▸ What this task involves: Work out the number of lines in the listing that include the string "请在答题卡上作答". Reply with that number alone.

▸ Data for processing:
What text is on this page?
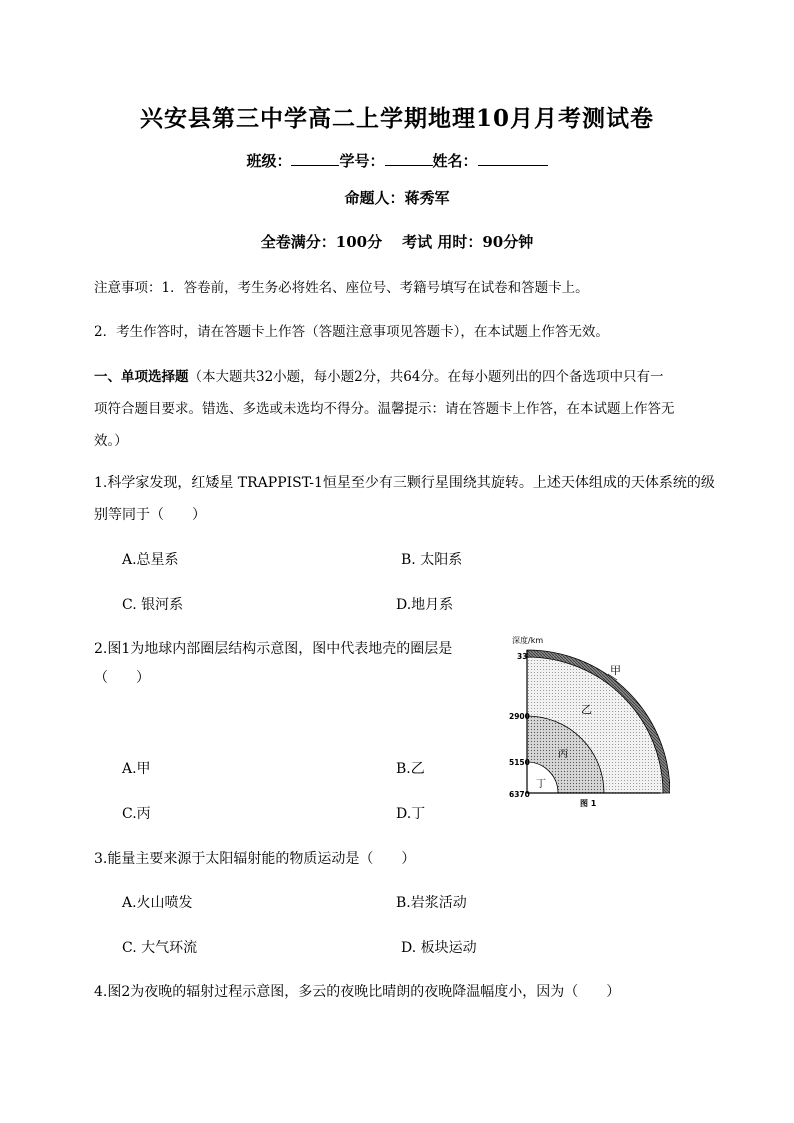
兴安县第三中学高二上学期地理10月月考测试卷
班级：	学号：	姓名：
命题人：蒋秀军
全卷满分：100分 考试 用时：90分钟
注意事项：1．答卷前，考生务必将姓名、座位号、考籍号填写在试卷和答题卡上。
2．考生作答时，请在答题卡上作答（答题注意事项见答题卡），在本试题上作答无效。
一、单项选择题（本大题共32小题，每小题2分，共64分。在每小题列出的四个备选项中只有一
项符合题目要求。错选、多选或未选均不得分。温馨提示：请在答题卡上作答，在本试题上作答无
效。）
1.科学家发现，红矮星 TRAPPIST-1恒星至少有三颗行星围绕其旋转。上述天体组成的天体系统的级
别等同于（　　）
A.总星系	B. 太阳系
C. 银河系	D.地月系
2.图1为地球内部圈层结构示意图，图中代表地壳的圈层是
（　　）
A.甲	B.乙
C.丙	D.丁
深度/km
33
2900
5150
6370
甲
乙
丙
丁
图 1
3.能量主要来源于太阳辐射能的物质运动是（　　）
A.火山喷发	B.岩浆活动
C. 大气环流	D. 板块运动
4.图2为夜晚的辐射过程示意图，多云的夜晚比晴朗的夜晚降温幅度小，因为（　　）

▸ The result: 2